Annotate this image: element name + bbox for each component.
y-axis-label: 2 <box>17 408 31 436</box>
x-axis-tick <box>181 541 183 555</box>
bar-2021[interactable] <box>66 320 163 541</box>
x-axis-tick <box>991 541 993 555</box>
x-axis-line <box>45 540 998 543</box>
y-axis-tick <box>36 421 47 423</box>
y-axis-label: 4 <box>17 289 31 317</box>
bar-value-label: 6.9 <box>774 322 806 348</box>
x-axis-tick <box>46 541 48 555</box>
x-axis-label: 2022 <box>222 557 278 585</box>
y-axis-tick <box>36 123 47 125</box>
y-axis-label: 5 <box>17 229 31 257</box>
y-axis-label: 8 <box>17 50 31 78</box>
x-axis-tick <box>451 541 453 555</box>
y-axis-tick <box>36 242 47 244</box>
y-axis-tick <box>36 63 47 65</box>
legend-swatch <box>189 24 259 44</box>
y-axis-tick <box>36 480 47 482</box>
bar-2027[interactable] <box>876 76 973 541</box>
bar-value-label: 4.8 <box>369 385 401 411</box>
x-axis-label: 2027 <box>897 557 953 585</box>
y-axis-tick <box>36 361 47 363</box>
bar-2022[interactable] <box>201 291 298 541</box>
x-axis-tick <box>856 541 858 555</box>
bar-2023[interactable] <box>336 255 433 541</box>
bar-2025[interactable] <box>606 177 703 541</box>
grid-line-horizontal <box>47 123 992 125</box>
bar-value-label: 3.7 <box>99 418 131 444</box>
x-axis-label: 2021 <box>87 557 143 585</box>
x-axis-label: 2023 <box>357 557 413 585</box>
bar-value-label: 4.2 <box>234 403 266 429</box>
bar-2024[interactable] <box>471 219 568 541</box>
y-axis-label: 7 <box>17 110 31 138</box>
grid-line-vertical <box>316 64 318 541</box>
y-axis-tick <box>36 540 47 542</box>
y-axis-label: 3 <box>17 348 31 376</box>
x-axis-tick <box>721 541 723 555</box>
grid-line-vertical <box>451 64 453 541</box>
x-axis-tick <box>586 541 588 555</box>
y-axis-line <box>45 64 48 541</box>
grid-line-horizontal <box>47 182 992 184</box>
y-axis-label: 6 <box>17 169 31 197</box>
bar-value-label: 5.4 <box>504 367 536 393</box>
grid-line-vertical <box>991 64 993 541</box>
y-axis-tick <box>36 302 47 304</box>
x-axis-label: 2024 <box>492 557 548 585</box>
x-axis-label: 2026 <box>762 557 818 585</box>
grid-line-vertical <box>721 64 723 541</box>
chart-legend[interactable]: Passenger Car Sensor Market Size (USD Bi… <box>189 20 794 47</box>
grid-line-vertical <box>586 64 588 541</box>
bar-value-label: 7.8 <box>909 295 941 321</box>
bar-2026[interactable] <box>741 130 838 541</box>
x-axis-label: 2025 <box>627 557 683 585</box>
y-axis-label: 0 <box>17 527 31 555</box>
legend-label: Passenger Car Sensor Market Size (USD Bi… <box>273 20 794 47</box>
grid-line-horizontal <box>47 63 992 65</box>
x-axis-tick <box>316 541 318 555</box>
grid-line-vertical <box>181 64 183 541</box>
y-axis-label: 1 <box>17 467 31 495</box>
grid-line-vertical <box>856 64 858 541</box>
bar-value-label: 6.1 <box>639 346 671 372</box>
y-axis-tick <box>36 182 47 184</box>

....................

== Task brief ==
Reproduce all of the records above verbatim, line by line, from the first through the last.

== Written solution ==
Annotate this image: element name + bbox for each component.
y-axis-label: 2 <box>17 408 31 436</box>
x-axis-tick <box>181 541 183 555</box>
bar-2021[interactable] <box>66 320 163 541</box>
x-axis-tick <box>991 541 993 555</box>
x-axis-line <box>45 540 998 543</box>
y-axis-tick <box>36 421 47 423</box>
y-axis-label: 4 <box>17 289 31 317</box>
bar-value-label: 6.9 <box>774 322 806 348</box>
x-axis-tick <box>46 541 48 555</box>
x-axis-label: 2022 <box>222 557 278 585</box>
y-axis-tick <box>36 123 47 125</box>
y-axis-label: 5 <box>17 229 31 257</box>
y-axis-label: 8 <box>17 50 31 78</box>
x-axis-tick <box>451 541 453 555</box>
y-axis-tick <box>36 242 47 244</box>
y-axis-tick <box>36 63 47 65</box>
legend-swatch <box>189 24 259 44</box>
y-axis-tick <box>36 480 47 482</box>
bar-2027[interactable] <box>876 76 973 541</box>
bar-value-label: 4.8 <box>369 385 401 411</box>
x-axis-label: 2027 <box>897 557 953 585</box>
y-axis-tick <box>36 361 47 363</box>
bar-2022[interactable] <box>201 291 298 541</box>
x-axis-tick <box>856 541 858 555</box>
bar-2023[interactable] <box>336 255 433 541</box>
bar-2025[interactable] <box>606 177 703 541</box>
grid-line-horizontal <box>47 123 992 125</box>
bar-value-label: 3.7 <box>99 418 131 444</box>
x-axis-label: 2021 <box>87 557 143 585</box>
x-axis-label: 2023 <box>357 557 413 585</box>
bar-value-label: 4.2 <box>234 403 266 429</box>
bar-2024[interactable] <box>471 219 568 541</box>
y-axis-label: 7 <box>17 110 31 138</box>
grid-line-vertical <box>316 64 318 541</box>
y-axis-tick <box>36 540 47 542</box>
y-axis-label: 3 <box>17 348 31 376</box>
x-axis-tick <box>721 541 723 555</box>
grid-line-vertical <box>451 64 453 541</box>
x-axis-tick <box>586 541 588 555</box>
y-axis-line <box>45 64 48 541</box>
grid-line-horizontal <box>47 182 992 184</box>
y-axis-label: 6 <box>17 169 31 197</box>
bar-value-label: 5.4 <box>504 367 536 393</box>
grid-line-vertical <box>991 64 993 541</box>
y-axis-tick <box>36 302 47 304</box>
x-axis-label: 2024 <box>492 557 548 585</box>
x-axis-label: 2026 <box>762 557 818 585</box>
grid-line-vertical <box>721 64 723 541</box>
chart-legend[interactable]: Passenger Car Sensor Market Size (USD Bi… <box>189 20 794 47</box>
grid-line-vertical <box>586 64 588 541</box>
bar-value-label: 7.8 <box>909 295 941 321</box>
bar-2026[interactable] <box>741 130 838 541</box>
x-axis-label: 2025 <box>627 557 683 585</box>
y-axis-label: 0 <box>17 527 31 555</box>
legend-label: Passenger Car Sensor Market Size (USD Bi… <box>273 20 794 47</box>
grid-line-horizontal <box>47 63 992 65</box>
x-axis-tick <box>316 541 318 555</box>
grid-line-vertical <box>181 64 183 541</box>
y-axis-label: 1 <box>17 467 31 495</box>
grid-line-vertical <box>856 64 858 541</box>
bar-value-label: 6.1 <box>639 346 671 372</box>
y-axis-tick <box>36 182 47 184</box>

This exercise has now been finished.